[Begin]
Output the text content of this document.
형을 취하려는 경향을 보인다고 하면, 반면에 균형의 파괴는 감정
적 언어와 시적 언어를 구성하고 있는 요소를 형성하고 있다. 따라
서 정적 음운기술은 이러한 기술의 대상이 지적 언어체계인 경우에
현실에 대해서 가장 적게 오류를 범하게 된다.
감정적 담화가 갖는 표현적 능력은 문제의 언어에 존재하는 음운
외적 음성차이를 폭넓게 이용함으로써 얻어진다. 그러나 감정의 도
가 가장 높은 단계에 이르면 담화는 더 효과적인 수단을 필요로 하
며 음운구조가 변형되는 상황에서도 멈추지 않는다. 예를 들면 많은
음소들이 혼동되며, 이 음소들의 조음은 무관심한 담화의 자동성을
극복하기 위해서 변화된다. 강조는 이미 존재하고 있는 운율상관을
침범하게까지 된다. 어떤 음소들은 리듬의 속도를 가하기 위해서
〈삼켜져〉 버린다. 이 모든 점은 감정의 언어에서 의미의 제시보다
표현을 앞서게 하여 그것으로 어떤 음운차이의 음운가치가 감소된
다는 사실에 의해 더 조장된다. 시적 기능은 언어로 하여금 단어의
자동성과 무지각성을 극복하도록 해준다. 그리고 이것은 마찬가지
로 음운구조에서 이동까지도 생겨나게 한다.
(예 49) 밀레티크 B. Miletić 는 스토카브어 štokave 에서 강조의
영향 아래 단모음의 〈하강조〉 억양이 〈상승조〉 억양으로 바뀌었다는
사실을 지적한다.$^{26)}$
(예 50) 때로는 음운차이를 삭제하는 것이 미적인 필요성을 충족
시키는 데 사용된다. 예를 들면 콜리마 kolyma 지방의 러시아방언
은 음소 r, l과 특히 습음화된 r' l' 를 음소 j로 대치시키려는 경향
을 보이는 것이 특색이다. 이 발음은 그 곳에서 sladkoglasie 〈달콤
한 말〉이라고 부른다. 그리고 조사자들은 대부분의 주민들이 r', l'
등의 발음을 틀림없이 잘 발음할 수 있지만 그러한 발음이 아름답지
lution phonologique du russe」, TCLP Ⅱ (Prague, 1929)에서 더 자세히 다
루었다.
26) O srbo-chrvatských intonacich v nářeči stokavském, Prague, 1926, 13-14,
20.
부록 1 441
[End]
**WHAT IS NEEDED**
Retype the material in full. Each word must match.

**TASK SOLUTION**
Output the text content of this document.
형을 취하려는 경향을 보인다고 하면, 반면에 균형의 파괴는 감정
적 언어와 시적 언어를 구성하고 있는 요소를 형성하고 있다. 따라
서 정적 음운기술은 이러한 기술의 대상이 지적 언어체계인 경우에
현실에 대해서 가장 적게 오류를 범하게 된다.
감정적 담화가 갖는 표현적 능력은 문제의 언어에 존재하는 음운
외적 음성차이를 폭넓게 이용함으로써 얻어진다. 그러나 감정의 도
가 가장 높은 단계에 이르면 담화는 더 효과적인 수단을 필요로 하
며 음운구조가 변형되는 상황에서도 멈추지 않는다. 예를 들면 많은
음소들이 혼동되며, 이 음소들의 조음은 무관심한 담화의 자동성을
극복하기 위해서 변화된다. 강조는 이미 존재하고 있는 운율상관을
침범하게까지 된다. 어떤 음소들은 리듬의 속도를 가하기 위해서
〈삼켜져〉 버린다. 이 모든 점은 감정의 언어에서 의미의 제시보다
표현을 앞서게 하여 그것으로 어떤 음운차이의 음운가치가 감소된
다는 사실에 의해 더 조장된다. 시적 기능은 언어로 하여금 단어의
자동성과 무지각성을 극복하도록 해준다. 그리고 이것은 마찬가지
로 음운구조에서 이동까지도 생겨나게 한다.
(예 49) 밀레티크 B. Miletić 는 스토카브어 štokave 에서 강조의
영향 아래 단모음의 〈하강조〉 억양이 〈상승조〉 억양으로 바뀌었다는
사실을 지적한다.$^{26)}$
(예 50) 때로는 음운차이를 삭제하는 것이 미적인 필요성을 충족
시키는 데 사용된다. 예를 들면 콜리마 kolyma 지방의 러시아방언
은 음소 r, l과 특히 습음화된 r' l' 를 음소 j로 대치시키려는 경향
을 보이는 것이 특색이다. 이 발음은 그 곳에서 sladkoglasie 〈달콤
한 말〉이라고 부른다. 그리고 조사자들은 대부분의 주민들이 r', l'
등의 발음을 틀림없이 잘 발음할 수 있지만 그러한 발음이 아름답지
lution phonologique du russe」, TCLP Ⅱ (Prague, 1929)에서 더 자세히 다
루었다.
26) O srbo-chrvatských intonacich v nářeči stokavském, Prague, 1926, 13-14,
20.
부록 1 441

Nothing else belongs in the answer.